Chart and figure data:
-------------------------

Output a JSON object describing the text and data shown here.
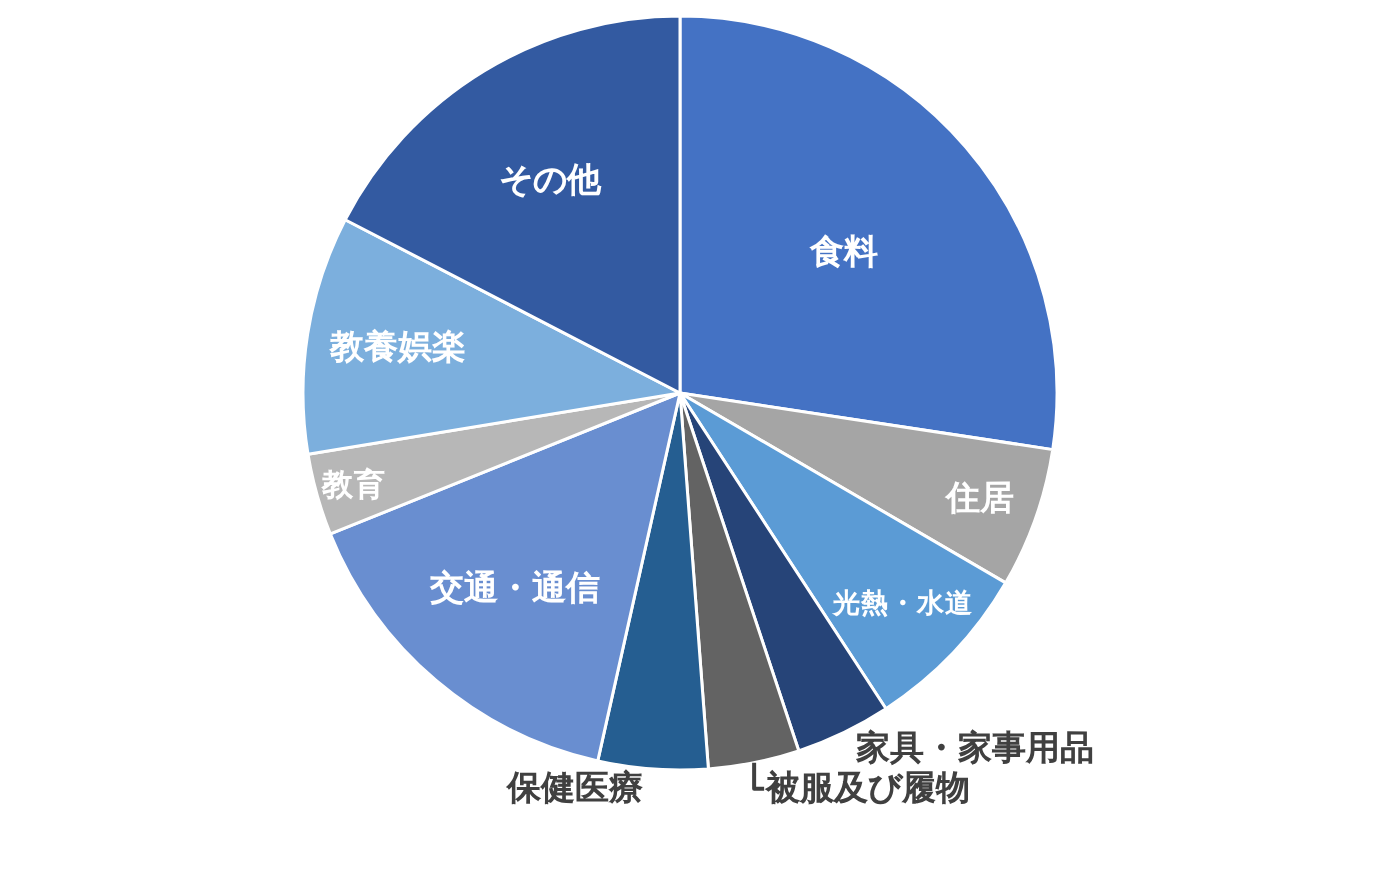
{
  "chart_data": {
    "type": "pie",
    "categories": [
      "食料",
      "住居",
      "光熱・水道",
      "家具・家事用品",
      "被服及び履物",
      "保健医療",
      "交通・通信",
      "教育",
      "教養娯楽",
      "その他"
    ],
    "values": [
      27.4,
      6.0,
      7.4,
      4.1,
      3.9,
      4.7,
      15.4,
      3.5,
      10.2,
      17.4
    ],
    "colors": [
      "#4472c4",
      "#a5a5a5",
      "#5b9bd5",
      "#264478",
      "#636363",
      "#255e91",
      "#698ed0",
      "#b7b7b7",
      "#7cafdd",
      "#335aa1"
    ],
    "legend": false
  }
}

-------------------------

Return the full material word for word. Do not include the pictures.

» OUTPUT FOR THIS EXERCISE:
Output a JSON object describing the text and data shown here.
{
  "chart_data": {
    "type": "pie",
    "categories": [
      "食料",
      "住居",
      "光熱・水道",
      "家具・家事用品",
      "被服及び履物",
      "保健医療",
      "交通・通信",
      "教育",
      "教養娯楽",
      "その他"
    ],
    "values": [
      27.4,
      6.0,
      7.4,
      4.1,
      3.9,
      4.7,
      15.4,
      3.5,
      10.2,
      17.4
    ],
    "colors": [
      "#4472c4",
      "#a5a5a5",
      "#5b9bd5",
      "#264478",
      "#636363",
      "#255e91",
      "#698ed0",
      "#b7b7b7",
      "#7cafdd",
      "#335aa1"
    ],
    "legend": false
  }
}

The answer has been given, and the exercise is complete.